### Aim
Reproduce the items verbatim, starting at the first line and ending at the line containing "x-category-label: 1d [189, 610, 234, 655]".

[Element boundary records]
^^^^^^^^
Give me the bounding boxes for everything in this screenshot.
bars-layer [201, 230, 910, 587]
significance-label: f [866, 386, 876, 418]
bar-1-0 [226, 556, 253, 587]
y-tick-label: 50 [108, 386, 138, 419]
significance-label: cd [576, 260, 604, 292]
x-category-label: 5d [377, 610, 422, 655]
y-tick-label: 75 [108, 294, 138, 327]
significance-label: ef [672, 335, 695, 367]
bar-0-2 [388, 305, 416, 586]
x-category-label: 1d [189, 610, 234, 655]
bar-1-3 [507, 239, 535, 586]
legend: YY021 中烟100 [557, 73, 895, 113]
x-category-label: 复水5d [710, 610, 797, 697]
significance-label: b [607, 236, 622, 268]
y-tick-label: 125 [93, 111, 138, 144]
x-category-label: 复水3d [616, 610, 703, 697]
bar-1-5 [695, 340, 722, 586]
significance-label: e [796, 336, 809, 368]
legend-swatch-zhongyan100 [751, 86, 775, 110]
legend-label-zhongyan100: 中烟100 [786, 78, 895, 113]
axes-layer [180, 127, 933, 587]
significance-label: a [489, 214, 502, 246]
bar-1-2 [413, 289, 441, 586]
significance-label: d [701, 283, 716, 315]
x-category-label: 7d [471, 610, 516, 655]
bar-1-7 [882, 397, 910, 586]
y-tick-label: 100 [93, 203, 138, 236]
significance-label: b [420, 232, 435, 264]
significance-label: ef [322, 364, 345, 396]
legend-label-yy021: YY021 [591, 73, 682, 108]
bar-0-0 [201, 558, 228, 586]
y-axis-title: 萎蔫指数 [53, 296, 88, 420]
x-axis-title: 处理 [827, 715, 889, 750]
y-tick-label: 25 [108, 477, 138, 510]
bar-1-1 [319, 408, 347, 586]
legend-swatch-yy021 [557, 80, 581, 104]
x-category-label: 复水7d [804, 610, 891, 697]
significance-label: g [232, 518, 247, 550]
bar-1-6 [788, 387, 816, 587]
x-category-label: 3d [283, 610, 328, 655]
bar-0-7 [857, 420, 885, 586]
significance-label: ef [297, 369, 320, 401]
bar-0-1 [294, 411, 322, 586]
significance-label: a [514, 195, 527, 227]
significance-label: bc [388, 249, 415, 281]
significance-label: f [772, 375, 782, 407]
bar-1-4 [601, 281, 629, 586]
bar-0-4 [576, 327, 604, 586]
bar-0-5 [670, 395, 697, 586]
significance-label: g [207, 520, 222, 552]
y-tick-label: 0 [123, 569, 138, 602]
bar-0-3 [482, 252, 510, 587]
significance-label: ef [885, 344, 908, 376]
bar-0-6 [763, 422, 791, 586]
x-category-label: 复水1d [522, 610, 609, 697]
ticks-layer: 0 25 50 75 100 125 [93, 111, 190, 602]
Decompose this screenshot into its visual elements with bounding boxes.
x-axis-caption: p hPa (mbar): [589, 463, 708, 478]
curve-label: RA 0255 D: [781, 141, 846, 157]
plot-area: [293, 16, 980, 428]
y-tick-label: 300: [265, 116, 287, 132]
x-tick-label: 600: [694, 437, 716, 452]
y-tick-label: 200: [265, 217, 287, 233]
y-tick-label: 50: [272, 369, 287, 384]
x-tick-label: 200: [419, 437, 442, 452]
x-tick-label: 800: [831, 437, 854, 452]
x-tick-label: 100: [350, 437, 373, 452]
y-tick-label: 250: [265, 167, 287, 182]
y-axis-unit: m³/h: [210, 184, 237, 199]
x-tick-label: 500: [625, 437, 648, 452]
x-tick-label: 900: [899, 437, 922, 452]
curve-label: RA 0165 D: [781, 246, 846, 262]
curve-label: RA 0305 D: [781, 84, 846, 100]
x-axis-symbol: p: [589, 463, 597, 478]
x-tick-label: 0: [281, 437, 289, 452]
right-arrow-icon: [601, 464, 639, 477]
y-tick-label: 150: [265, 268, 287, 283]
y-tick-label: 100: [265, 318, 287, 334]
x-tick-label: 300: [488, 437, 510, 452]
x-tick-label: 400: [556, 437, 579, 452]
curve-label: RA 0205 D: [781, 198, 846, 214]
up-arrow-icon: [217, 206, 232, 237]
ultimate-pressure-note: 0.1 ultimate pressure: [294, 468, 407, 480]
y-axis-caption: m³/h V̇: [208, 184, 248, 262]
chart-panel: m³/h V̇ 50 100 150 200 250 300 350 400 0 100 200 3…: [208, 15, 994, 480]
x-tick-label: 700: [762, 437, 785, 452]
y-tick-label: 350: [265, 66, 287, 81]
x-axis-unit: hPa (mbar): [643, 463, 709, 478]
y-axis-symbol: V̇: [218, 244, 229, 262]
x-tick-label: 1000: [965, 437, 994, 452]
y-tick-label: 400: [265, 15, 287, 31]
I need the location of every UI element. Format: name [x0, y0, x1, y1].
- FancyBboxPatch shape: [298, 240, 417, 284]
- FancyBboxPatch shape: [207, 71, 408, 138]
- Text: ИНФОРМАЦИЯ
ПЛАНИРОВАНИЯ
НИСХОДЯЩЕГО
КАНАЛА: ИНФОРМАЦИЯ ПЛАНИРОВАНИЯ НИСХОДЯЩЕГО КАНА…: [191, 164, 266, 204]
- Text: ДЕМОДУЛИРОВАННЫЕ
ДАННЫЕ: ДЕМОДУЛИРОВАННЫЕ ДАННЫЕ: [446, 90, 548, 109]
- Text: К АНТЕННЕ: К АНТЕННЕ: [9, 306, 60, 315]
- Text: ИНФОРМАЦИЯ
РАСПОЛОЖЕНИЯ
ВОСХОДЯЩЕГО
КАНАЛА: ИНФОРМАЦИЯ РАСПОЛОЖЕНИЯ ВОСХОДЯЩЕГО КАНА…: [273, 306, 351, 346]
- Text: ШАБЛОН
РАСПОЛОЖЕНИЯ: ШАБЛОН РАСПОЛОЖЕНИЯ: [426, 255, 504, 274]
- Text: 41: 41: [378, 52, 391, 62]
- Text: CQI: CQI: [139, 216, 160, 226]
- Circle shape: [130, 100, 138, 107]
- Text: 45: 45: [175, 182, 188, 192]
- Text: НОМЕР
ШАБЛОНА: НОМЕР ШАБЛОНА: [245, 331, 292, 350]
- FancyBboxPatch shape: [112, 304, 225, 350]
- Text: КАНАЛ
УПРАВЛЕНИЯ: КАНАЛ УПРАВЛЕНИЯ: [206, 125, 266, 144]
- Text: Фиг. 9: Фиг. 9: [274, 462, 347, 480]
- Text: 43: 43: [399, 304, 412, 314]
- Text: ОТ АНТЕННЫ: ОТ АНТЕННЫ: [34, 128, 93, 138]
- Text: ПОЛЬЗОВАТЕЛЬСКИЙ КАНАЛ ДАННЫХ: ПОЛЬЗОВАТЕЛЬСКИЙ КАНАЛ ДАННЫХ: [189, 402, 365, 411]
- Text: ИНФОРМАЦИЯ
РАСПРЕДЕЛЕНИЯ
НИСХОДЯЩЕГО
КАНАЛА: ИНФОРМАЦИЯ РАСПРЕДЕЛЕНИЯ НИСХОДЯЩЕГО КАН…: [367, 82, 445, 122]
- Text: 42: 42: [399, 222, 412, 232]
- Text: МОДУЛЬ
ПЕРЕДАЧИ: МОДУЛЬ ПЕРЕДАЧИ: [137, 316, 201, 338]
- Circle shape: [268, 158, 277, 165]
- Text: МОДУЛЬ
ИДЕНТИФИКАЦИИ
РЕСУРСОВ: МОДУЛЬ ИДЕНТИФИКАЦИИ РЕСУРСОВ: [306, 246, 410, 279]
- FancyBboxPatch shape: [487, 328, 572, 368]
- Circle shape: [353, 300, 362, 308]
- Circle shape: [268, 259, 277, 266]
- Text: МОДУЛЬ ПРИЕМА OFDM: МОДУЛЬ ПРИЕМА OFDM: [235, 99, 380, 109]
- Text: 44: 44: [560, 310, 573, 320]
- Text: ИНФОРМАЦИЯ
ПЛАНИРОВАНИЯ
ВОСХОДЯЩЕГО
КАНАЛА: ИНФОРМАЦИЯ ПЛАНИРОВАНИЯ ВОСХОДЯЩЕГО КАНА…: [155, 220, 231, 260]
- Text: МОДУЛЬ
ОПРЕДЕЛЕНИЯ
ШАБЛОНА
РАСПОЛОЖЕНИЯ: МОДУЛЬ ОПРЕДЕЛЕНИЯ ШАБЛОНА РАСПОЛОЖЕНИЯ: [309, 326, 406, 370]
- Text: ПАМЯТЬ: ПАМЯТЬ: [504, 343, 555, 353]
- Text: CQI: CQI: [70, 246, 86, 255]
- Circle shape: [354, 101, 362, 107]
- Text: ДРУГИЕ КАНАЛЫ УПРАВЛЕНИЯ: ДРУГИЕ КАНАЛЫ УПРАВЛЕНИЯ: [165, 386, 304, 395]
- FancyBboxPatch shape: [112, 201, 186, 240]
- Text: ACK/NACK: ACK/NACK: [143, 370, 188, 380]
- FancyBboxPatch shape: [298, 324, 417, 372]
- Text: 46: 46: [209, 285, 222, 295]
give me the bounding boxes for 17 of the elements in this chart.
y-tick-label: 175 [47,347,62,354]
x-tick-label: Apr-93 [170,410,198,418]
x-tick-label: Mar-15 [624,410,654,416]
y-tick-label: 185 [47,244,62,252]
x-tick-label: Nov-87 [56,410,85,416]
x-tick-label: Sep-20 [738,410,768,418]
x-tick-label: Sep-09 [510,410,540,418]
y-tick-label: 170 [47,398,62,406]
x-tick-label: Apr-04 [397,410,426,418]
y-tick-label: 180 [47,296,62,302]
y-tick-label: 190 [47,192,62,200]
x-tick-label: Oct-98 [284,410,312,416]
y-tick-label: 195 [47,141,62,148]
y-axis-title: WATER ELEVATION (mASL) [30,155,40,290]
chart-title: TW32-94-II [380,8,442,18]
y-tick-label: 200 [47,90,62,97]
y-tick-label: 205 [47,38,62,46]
^^^^^^^^
### Completed task
Give me the bounding boxes for everything in this screenshot.
bars-layer [201, 230, 910, 587]
significance-label: f [866, 386, 876, 418]
bar-1-0 [226, 556, 253, 587]
y-tick-label: 50 [108, 386, 138, 419]
significance-label: cd [576, 260, 604, 292]
x-category-label: 5d [377, 610, 422, 655]
y-tick-label: 75 [108, 294, 138, 327]
significance-label: ef [672, 335, 695, 367]
bar-0-2 [388, 305, 416, 586]
x-category-label: 1d [189, 610, 234, 655]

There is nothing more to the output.